Do this » For each line that holds "sort", copy the line out.

◇ ◇ ◇ ◇

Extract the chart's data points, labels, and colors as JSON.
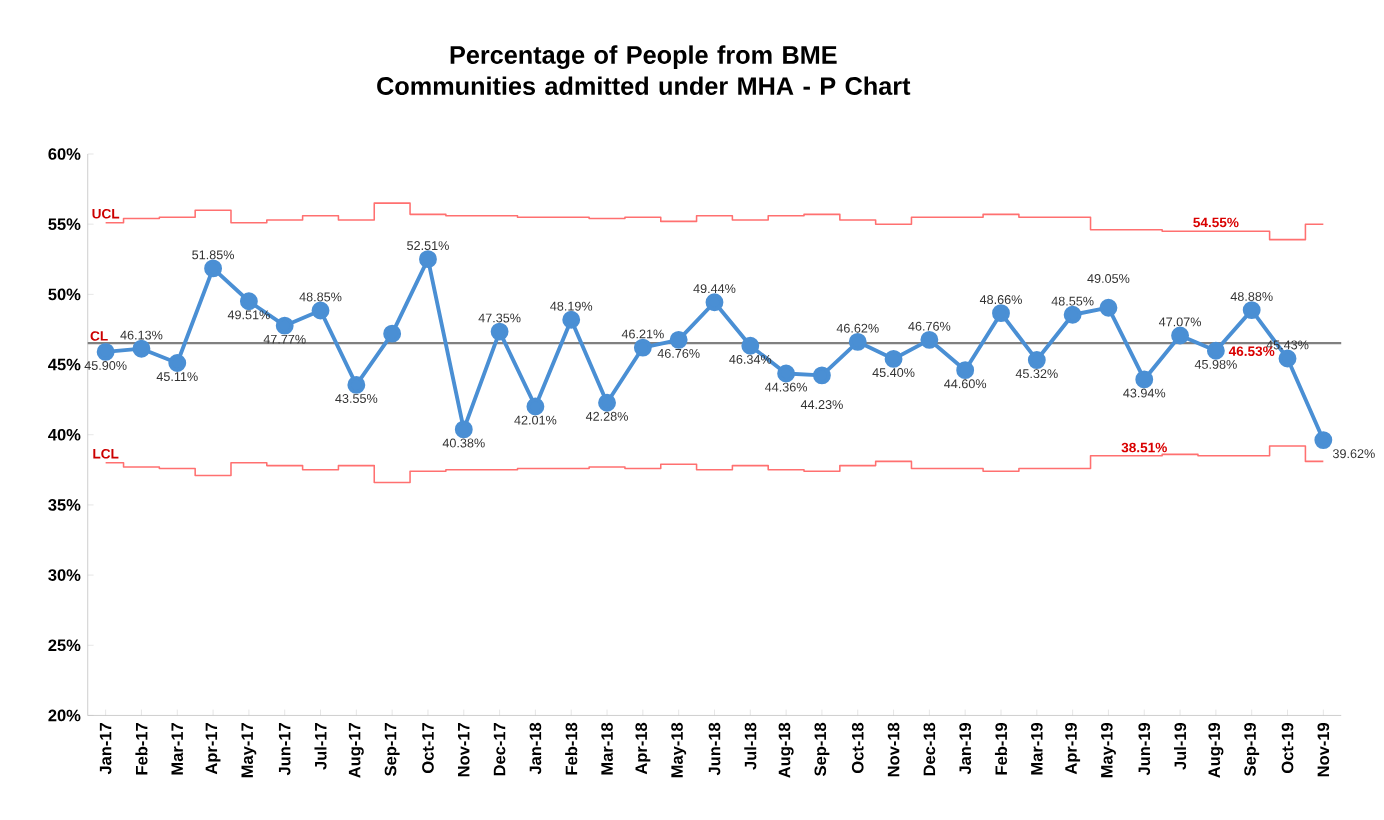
{
  "chart_data": {
    "type": "line",
    "title": "Percentage of People from BME Communities admitted under MHA - P Chart",
    "categories": [
      "Jan-17",
      "Feb-17",
      "Mar-17",
      "Apr-17",
      "May-17",
      "Jun-17",
      "Jul-17",
      "Aug-17",
      "Sep-17",
      "Oct-17",
      "Nov-17",
      "Dec-17",
      "Jan-18",
      "Feb-18",
      "Mar-18",
      "Apr-18",
      "May-18",
      "Jun-18",
      "Jul-18",
      "Aug-18",
      "Sep-18",
      "Oct-18",
      "Nov-18",
      "Dec-18",
      "Jan-19",
      "Feb-19",
      "Mar-19",
      "Apr-19",
      "May-19",
      "Jun-19",
      "Jul-19",
      "Aug-19",
      "Sep-19",
      "Oct-19",
      "Nov-19"
    ],
    "series": [
      {
        "color": "#4a8fd4",
        "marker": "circle",
        "values": [
          45.9,
          46.13,
          45.11,
          51.85,
          49.51,
          47.77,
          48.85,
          43.55,
          47.2,
          52.51,
          40.38,
          47.35,
          42.01,
          48.19,
          42.28,
          46.21,
          46.76,
          49.44,
          46.34,
          44.36,
          44.23,
          46.62,
          45.4,
          46.76,
          44.6,
          48.66,
          45.32,
          48.55,
          49.05,
          43.94,
          47.07,
          45.98,
          48.88,
          45.43,
          39.62
        ],
        "value_labels": [
          "45.90%",
          "46.13%",
          "45.11%",
          "51.85%",
          "49.51%",
          "47.77%",
          "48.85%",
          "43.55%",
          null,
          "52.51%",
          "40.38%",
          "47.35%",
          "42.01%",
          "48.19%",
          "42.28%",
          "46.21%",
          "46.76%",
          "49.44%",
          "46.34%",
          "44.36%",
          "44.23%",
          "46.62%",
          "45.40%",
          "46.76%",
          "44.60%",
          "48.66%",
          "45.32%",
          "48.55%",
          "49.05%",
          "43.94%",
          "47.07%",
          "45.98%",
          "48.88%",
          "45.43%",
          "39.62%"
        ]
      },
      {
        "name": "UCL",
        "color": "#ff7070",
        "type": "step",
        "values": [
          55.1,
          55.4,
          55.5,
          56.0,
          55.1,
          55.3,
          55.6,
          55.3,
          56.5,
          55.7,
          55.6,
          55.6,
          55.5,
          55.5,
          55.4,
          55.5,
          55.2,
          55.6,
          55.3,
          55.6,
          55.7,
          55.3,
          55.0,
          55.5,
          55.5,
          55.7,
          55.5,
          55.5,
          54.6,
          54.6,
          54.5,
          54.5,
          54.5,
          53.9,
          55.0
        ]
      },
      {
        "name": "LCL",
        "color": "#ff7070",
        "type": "step",
        "values": [
          38.0,
          37.7,
          37.6,
          37.1,
          38.0,
          37.8,
          37.5,
          37.8,
          36.6,
          37.4,
          37.5,
          37.5,
          37.6,
          37.6,
          37.7,
          37.6,
          37.9,
          37.5,
          37.8,
          37.5,
          37.4,
          37.8,
          38.1,
          37.6,
          37.6,
          37.4,
          37.6,
          37.6,
          38.5,
          38.5,
          38.6,
          38.5,
          38.5,
          39.2,
          38.1
        ]
      }
    ],
    "ref_lines": [
      {
        "axis": "y",
        "value": 46.53,
        "label": "CL",
        "color": "#808080"
      }
    ],
    "annotations": [
      {
        "text": "54.55%",
        "x": "Aug-19",
        "y": 54.55
      },
      {
        "text": "38.51%",
        "x": "Jun-19",
        "y": 38.51
      },
      {
        "text": "46.53%",
        "x": "Sep-19",
        "y": 46.53
      }
    ],
    "ylim": [
      20,
      60
    ],
    "yticks": [
      {
        "value": 20,
        "label": "20%"
      },
      {
        "value": 25,
        "label": "25%"
      },
      {
        "value": 30,
        "label": "30%"
      },
      {
        "value": 35,
        "label": "35%"
      },
      {
        "value": 40,
        "label": "40%"
      },
      {
        "value": 45,
        "label": "45%"
      },
      {
        "value": 50,
        "label": "50%"
      },
      {
        "value": 55,
        "label": "55%"
      },
      {
        "value": 60,
        "label": "60%"
      }
    ]
  }
}
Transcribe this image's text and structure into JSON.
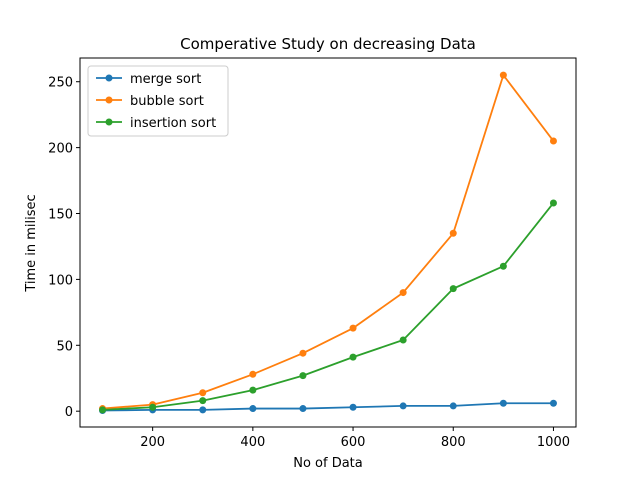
{
  "chart_data": {
    "type": "line",
    "title": "Comperative Study on decreasing Data",
    "xlabel": "No of Data",
    "ylabel": "Time in milisec",
    "x": [
      100,
      200,
      300,
      400,
      500,
      600,
      700,
      800,
      900,
      1000
    ],
    "xlim": [
      55,
      1045
    ],
    "ylim": [
      -12,
      268
    ],
    "xticks": [
      200,
      400,
      600,
      800,
      1000
    ],
    "yticks": [
      0,
      50,
      100,
      150,
      200,
      250
    ],
    "grid": false,
    "legend_position": "top-left",
    "series": [
      {
        "name": "merge sort",
        "color": "#1f77b4",
        "values": [
          0.5,
          1,
          1,
          2,
          2,
          3,
          4,
          4,
          6,
          6
        ]
      },
      {
        "name": "bubble sort",
        "color": "#ff7f0e",
        "values": [
          2,
          5,
          14,
          28,
          44,
          63,
          90,
          135,
          255,
          205
        ]
      },
      {
        "name": "insertion sort",
        "color": "#2ca02c",
        "values": [
          1,
          3,
          8,
          16,
          27,
          41,
          54,
          93,
          110,
          158
        ]
      }
    ]
  }
}
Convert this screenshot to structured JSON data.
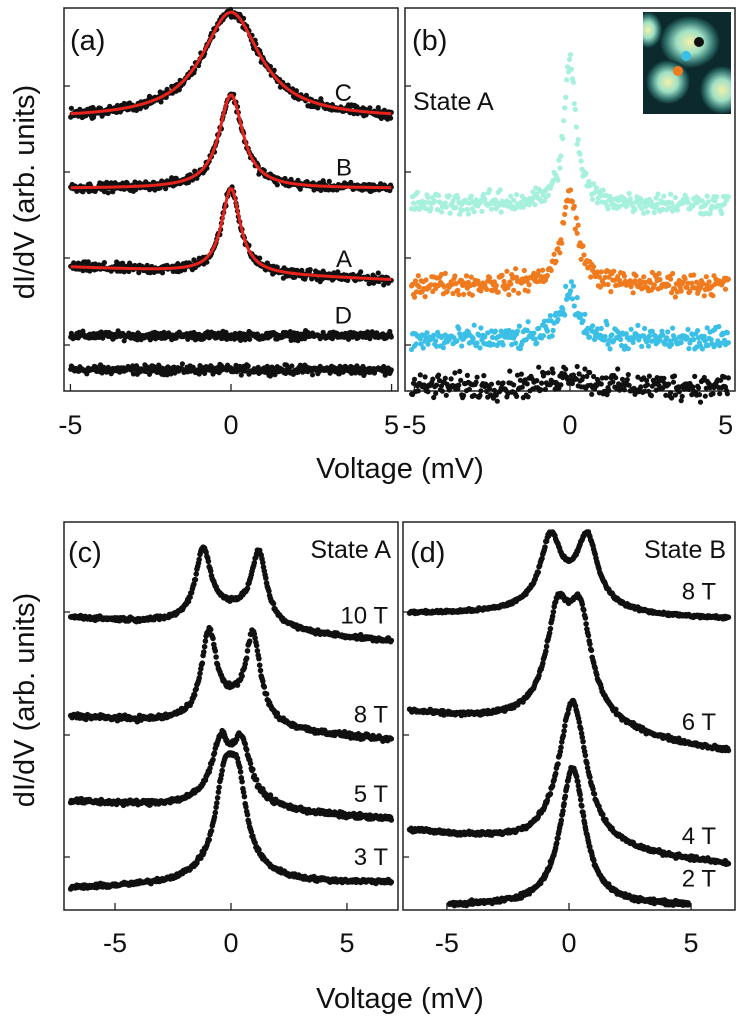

◇ ◇ ◇ ◇

Task answer »
        "name": "merge sort",
        "name": "bubble sort",
        "name": "insertion sort",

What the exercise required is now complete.